- _GOAL_: Go through the records underneath and write each one out again exactly.

(Dataset items)
========
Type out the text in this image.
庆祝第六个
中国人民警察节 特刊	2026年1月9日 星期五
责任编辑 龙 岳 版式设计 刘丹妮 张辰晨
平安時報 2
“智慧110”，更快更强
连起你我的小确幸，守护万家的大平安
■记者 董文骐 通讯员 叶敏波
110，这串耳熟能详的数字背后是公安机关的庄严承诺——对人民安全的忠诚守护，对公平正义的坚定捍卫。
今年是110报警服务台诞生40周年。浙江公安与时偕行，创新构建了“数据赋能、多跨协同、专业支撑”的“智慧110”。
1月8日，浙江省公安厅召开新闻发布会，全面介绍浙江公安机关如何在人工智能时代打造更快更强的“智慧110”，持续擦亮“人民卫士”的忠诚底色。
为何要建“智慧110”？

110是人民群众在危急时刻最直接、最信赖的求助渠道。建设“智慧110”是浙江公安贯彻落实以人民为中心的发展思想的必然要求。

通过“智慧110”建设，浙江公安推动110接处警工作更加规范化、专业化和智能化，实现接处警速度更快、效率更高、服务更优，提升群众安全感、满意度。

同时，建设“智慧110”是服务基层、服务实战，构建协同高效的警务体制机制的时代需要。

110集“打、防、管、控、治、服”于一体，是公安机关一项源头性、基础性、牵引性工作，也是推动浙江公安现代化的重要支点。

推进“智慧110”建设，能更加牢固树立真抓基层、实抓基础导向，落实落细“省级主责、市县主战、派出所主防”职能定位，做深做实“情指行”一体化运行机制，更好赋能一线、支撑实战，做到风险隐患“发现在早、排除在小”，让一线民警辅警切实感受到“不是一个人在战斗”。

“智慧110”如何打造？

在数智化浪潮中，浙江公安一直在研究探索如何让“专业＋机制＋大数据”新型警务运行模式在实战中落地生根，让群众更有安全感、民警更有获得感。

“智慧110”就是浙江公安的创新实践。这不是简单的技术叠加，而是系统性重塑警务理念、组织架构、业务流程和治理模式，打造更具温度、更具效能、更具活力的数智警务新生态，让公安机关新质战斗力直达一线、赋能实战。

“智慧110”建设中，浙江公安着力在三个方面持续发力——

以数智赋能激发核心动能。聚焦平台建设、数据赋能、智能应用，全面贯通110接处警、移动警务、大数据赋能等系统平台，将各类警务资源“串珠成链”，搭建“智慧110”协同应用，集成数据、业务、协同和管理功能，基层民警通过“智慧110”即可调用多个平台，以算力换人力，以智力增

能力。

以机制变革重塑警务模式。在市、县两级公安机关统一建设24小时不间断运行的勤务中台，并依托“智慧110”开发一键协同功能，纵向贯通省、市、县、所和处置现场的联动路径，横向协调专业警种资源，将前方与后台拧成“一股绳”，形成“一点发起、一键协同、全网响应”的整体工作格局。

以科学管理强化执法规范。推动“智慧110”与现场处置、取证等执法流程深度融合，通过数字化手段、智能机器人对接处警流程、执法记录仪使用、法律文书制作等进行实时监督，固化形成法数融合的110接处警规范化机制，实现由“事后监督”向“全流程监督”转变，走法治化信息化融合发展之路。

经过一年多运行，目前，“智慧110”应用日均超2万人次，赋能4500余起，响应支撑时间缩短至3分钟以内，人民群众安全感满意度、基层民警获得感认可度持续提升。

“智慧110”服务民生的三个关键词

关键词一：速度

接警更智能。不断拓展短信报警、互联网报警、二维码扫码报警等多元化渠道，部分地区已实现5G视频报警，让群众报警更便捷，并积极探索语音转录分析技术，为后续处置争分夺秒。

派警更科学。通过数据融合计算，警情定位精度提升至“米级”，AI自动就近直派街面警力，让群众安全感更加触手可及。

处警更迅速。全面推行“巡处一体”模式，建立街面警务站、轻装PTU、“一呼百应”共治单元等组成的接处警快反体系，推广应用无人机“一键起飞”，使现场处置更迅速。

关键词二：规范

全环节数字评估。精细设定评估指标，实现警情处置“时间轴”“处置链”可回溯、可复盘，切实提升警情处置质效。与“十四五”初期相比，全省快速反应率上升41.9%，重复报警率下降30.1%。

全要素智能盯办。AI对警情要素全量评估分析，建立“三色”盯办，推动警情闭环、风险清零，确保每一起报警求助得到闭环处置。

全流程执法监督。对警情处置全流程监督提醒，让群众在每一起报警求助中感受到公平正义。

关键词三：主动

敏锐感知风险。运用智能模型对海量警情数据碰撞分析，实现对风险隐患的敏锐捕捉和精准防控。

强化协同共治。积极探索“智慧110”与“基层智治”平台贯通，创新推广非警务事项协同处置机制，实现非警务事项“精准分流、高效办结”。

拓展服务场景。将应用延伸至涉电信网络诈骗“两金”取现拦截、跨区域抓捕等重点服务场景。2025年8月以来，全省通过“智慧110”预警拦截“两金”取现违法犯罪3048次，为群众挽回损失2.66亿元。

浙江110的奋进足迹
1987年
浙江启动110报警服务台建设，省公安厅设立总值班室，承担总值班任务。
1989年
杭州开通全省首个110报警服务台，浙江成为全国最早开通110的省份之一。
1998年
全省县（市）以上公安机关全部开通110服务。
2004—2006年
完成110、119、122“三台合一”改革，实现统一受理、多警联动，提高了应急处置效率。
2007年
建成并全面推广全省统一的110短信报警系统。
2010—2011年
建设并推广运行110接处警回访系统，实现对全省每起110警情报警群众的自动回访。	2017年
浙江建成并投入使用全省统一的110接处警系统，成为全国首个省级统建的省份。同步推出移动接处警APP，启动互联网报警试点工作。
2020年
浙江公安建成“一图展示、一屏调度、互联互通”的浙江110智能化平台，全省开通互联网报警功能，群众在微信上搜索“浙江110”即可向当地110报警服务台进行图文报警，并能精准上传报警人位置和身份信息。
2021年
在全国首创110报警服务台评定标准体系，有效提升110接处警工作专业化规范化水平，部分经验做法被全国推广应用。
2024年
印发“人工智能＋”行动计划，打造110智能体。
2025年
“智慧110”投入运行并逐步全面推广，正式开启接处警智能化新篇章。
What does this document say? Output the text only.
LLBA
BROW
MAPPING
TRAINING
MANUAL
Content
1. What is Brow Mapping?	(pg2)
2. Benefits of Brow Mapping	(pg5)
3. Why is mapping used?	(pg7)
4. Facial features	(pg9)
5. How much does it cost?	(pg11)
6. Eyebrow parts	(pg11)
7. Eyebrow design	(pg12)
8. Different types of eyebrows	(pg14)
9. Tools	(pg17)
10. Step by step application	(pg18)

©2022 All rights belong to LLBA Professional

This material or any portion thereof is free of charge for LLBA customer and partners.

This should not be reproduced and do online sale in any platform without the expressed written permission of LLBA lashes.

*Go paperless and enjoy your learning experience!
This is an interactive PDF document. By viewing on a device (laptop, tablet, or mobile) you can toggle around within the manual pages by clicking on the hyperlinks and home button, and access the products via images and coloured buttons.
========
- _ANSWER TO THIS TASK_:
Type out the text in this image.
庆祝第六个
中国人民警察节 特刊	2026年1月9日 星期五
责任编辑 龙 岳 版式设计 刘丹妮 张辰晨
平安時報 2
“智慧110”，更快更强
连起你我的小确幸，守护万家的大平安
■记者 董文骐 通讯员 叶敏波
110，这串耳熟能详的数字背后是公安机关的庄严承诺——对人民安全的忠诚守护，对公平正义的坚定捍卫。
今年是110报警服务台诞生40周年。浙江公安与时偕行，创新构建了“数据赋能、多跨协同、专业支撑”的“智慧110”。
1月8日，浙江省公安厅召开新闻发布会，全面介绍浙江公安机关如何在人工智能时代打造更快更强的“智慧110”，持续擦亮“人民卫士”的忠诚底色。
为何要建“智慧110”？

110是人民群众在危急时刻最直接、最信赖的求助渠道。建设“智慧110”是浙江公安贯彻落实以人民为中心的发展思想的必然要求。

通过“智慧110”建设，浙江公安推动110接处警工作更加规范化、专业化和智能化，实现接处警速度更快、效率更高、服务更优，提升群众安全感、满意度。

同时，建设“智慧110”是服务基层、服务实战，构建协同高效的警务体制机制的时代需要。

110集“打、防、管、控、治、服”于一体，是公安机关一项源头性、基础性、牵引性工作，也是推动浙江公安现代化的重要支点。

推进“智慧110”建设，能更加牢固树立真抓基层、实抓基础导向，落实落细“省级主责、市县主战、派出所主防”职能定位，做深做实“情指行”一体化运行机制，更好赋能一线、支撑实战，做到风险隐患“发现在早、排除在小”，让一线民警辅警切实感受到“不是一个人在战斗”。

“智慧110”如何打造？

在数智化浪潮中，浙江公安一直在研究探索如何让“专业＋机制＋大数据”新型警务运行模式在实战中落地生根，让群众更有安全感、民警更有获得感。

“智慧110”就是浙江公安的创新实践。这不是简单的技术叠加，而是系统性重塑警务理念、组织架构、业务流程和治理模式，打造更具温度、更具效能、更具活力的数智警务新生态，让公安机关新质战斗力直达一线、赋能实战。

“智慧110”建设中，浙江公安着力在三个方面持续发力——

以数智赋能激发核心动能。聚焦平台建设、数据赋能、智能应用，全面贯通110接处警、移动警务、大数据赋能等系统平台，将各类警务资源“串珠成链”，搭建“智慧110”协同应用，集成数据、业务、协同和管理功能，基层民警通过“智慧110”即可调用多个平台，以算力换人力，以智力增

能力。

以机制变革重塑警务模式。在市、县两级公安机关统一建设24小时不间断运行的勤务中台，并依托“智慧110”开发一键协同功能，纵向贯通省、市、县、所和处置现场的联动路径，横向协调专业警种资源，将前方与后台拧成“一股绳”，形成“一点发起、一键协同、全网响应”的整体工作格局。

以科学管理强化执法规范。推动“智慧110”与现场处置、取证等执法流程深度融合，通过数字化手段、智能机器人对接处警流程、执法记录仪使用、法律文书制作等进行实时监督，固化形成法数融合的110接处警规范化机制，实现由“事后监督”向“全流程监督”转变，走法治化信息化融合发展之路。

经过一年多运行，目前，“智慧110”应用日均超2万人次，赋能4500余起，响应支撑时间缩短至3分钟以内，人民群众安全感满意度、基层民警获得感认可度持续提升。

“智慧110”服务民生的三个关键词

关键词一：速度

接警更智能。不断拓展短信报警、互联网报警、二维码扫码报警等多元化渠道，部分地区已实现5G视频报警，让群众报警更便捷，并积极探索语音转录分析技术，为后续处置争分夺秒。

派警更科学。通过数据融合计算，警情定位精度提升至“米级”，AI自动就近直派街面警力，让群众安全感更加触手可及。

处警更迅速。全面推行“巡处一体”模式，建立街面警务站、轻装PTU、“一呼百应”共治单元等组成的接处警快反体系，推广应用无人机“一键起飞”，使现场处置更迅速。

关键词二：规范

全环节数字评估。精细设定评估指标，实现警情处置“时间轴”“处置链”可回溯、可复盘，切实提升警情处置质效。与“十四五”初期相比，全省快速反应率上升41.9%，重复报警率下降30.1%。

全要素智能盯办。AI对警情要素全量评估分析，建立“三色”盯办，推动警情闭环、风险清零，确保每一起报警求助得到闭环处置。

全流程执法监督。对警情处置全流程监督提醒，让群众在每一起报警求助中感受到公平正义。

关键词三：主动

敏锐感知风险。运用智能模型对海量警情数据碰撞分析，实现对风险隐患的敏锐捕捉和精准防控。

强化协同共治。积极探索“智慧110”与“基层智治”平台贯通，创新推广非警务事项协同处置机制，实现非警务事项“精准分流、高效办结”。

拓展服务场景。将应用延伸至涉电信网络诈骗“两金”取现拦截、跨区域抓捕等重点服务场景。2025年8月以来，全省通过“智慧110”预警拦截“两金”取现违法犯罪3048次，为群众挽回损失2.66亿元。

浙江110的奋进足迹
1987年
浙江启动110报警服务台建设，省公安厅设立总值班室，承担总值班任务。
1989年
杭州开通全省首个110报警服务台，浙江成为全国最早开通110的省份之一。
1998年
全省县（市）以上公安机关全部开通110服务。
2004—2006年
完成110、119、122“三台合一”改革，实现统一受理、多警联动，提高了应急处置效率。
2007年
建成并全面推广全省统一的110短信报警系统。
2010—2011年
建设并推广运行110接处警回访系统，实现对全省每起110警情报警群众的自动回访。	2017年
浙江建成并投入使用全省统一的110接处警系统，成为全国首个省级统建的省份。同步推出移动接处警APP，启动互联网报警试点工作。
2020年
浙江公安建成“一图展示、一屏调度、互联互通”的浙江110智能化平台，全省开通互联网报警功能，群众在微信上搜索“浙江110”即可向当地110报警服务台进行图文报警，并能精准上传报警人位置和身份信息。
2021年
在全国首创110报警服务台评定标准体系，有效提升110接处警工作专业化规范化水平，部分经验做法被全国推广应用。
2024年
印发“人工智能＋”行动计划，打造110智能体。
2025年
“智慧110”投入运行并逐步全面推广，正式开启接处警智能化新篇章。
What does this document say? Output the text only.
LLBA
BROW
MAPPING
TRAINING
MANUAL
Content
1. What is Brow Mapping?	(pg2)
2. Benefits of Brow Mapping	(pg5)
3. Why is mapping used?	(pg7)
4. Facial features	(pg9)
5. How much does it cost?	(pg11)
6. Eyebrow parts	(pg11)
7. Eyebrow design	(pg12)
8. Different types of eyebrows	(pg14)
9. Tools	(pg17)
10. Step by step application	(pg18)

©2022 All rights belong to LLBA Professional

This material or any portion thereof is free of charge for LLBA customer and partners.

This should not be reproduced and do online sale in any platform without the expressed written permission of LLBA lashes.

*Go paperless and enjoy your learning experience!
This is an interactive PDF document. By viewing on a device (laptop, tablet, or mobile) you can toggle around within the manual pages by clicking on the hyperlinks and home button, and access the products via images and coloured buttons.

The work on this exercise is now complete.